Some lines of these records may hold the word "курсы"; state how many, using only the number.
━━ Records for this exercise ━━
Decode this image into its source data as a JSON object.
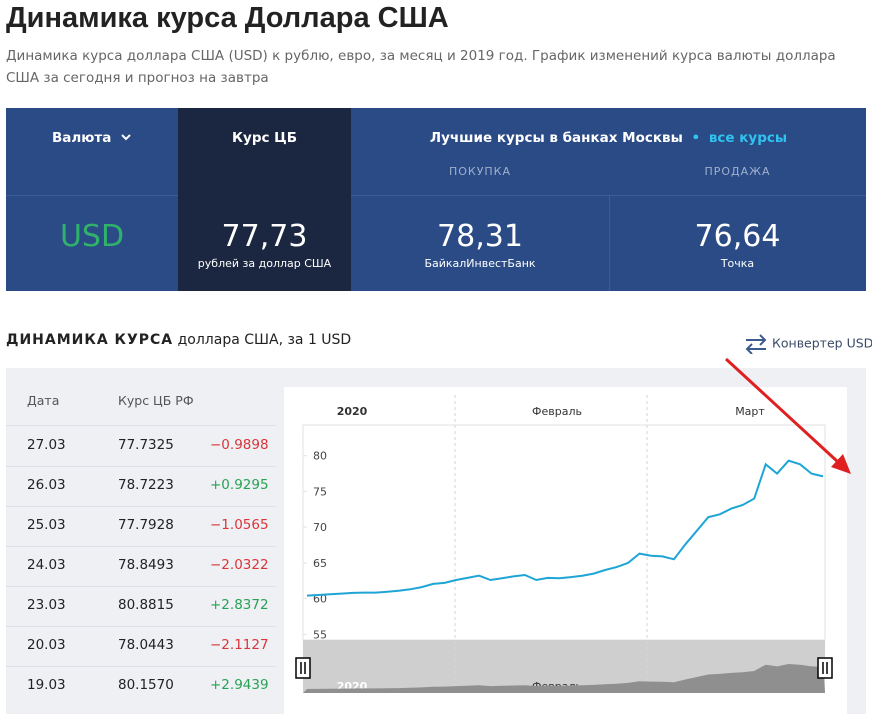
{
  "header": {
    "title": "Динамика курса Доллара США",
    "subtitle": "Динамика курса доллара США (USD) к рублю, евро, за месяц и 2019 год. График изменений курса валюты доллара США за сегодня и прогноз на завтра"
  },
  "rates": {
    "currency_label": "Валюта",
    "cb_label": "Курс ЦБ",
    "banks_label": "Лучшие курсы в банках Москвы",
    "all_link": "все курсы",
    "buy_label": "ПОКУПКА",
    "sell_label": "ПРОДАЖА",
    "currency": "USD",
    "cb_rate": "77,73",
    "cb_note": "рублей за доллар США",
    "buy_rate": "78,31",
    "buy_bank": "БайкалИнвестБанк",
    "sell_rate": "76,64",
    "sell_bank": "Точка"
  },
  "section": {
    "title_bold": "ДИНАМИКА КУРСА",
    "title_rest": "доллара США, за 1 USD",
    "converter": "Конвертер USD"
  },
  "table": {
    "headers": [
      "Дата",
      "Курс ЦБ РФ"
    ],
    "rows": [
      [
        "27.03",
        "77.7325",
        "−0.9898"
      ],
      [
        "26.03",
        "78.7223",
        "+0.9295"
      ],
      [
        "25.03",
        "77.7928",
        "−1.0565"
      ],
      [
        "24.03",
        "78.8493",
        "−2.0322"
      ],
      [
        "23.03",
        "80.8815",
        "+2.8372"
      ],
      [
        "20.03",
        "78.0443",
        "−2.1127"
      ],
      [
        "19.03",
        "80.1570",
        "+2.9439"
      ]
    ]
  },
  "chart_data": {
    "type": "line",
    "period_labels": [
      "2020",
      "Февраль",
      "Март"
    ],
    "color": "#1ea5d6",
    "values": [
      60.42,
      60.5,
      60.6,
      60.7,
      60.8,
      60.84,
      60.84,
      60.95,
      61.1,
      61.3,
      61.6,
      62.05,
      62.2,
      62.6,
      62.9,
      63.2,
      62.6,
      62.85,
      63.1,
      63.3,
      62.6,
      62.9,
      62.85,
      63.0,
      63.2,
      63.5,
      64.0,
      64.4,
      65.0,
      66.3,
      66.0,
      65.9,
      65.5,
      67.6,
      69.5,
      71.4,
      71.8,
      72.6,
      73.1,
      74.0,
      78.8,
      77.5,
      79.3,
      78.8,
      77.5,
      77.1
    ],
    "ylim": [
      54.2,
      84.3
    ],
    "yticks": [
      55,
      60,
      65,
      70,
      75,
      80
    ]
  }
}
━━━
**Exercise output**
2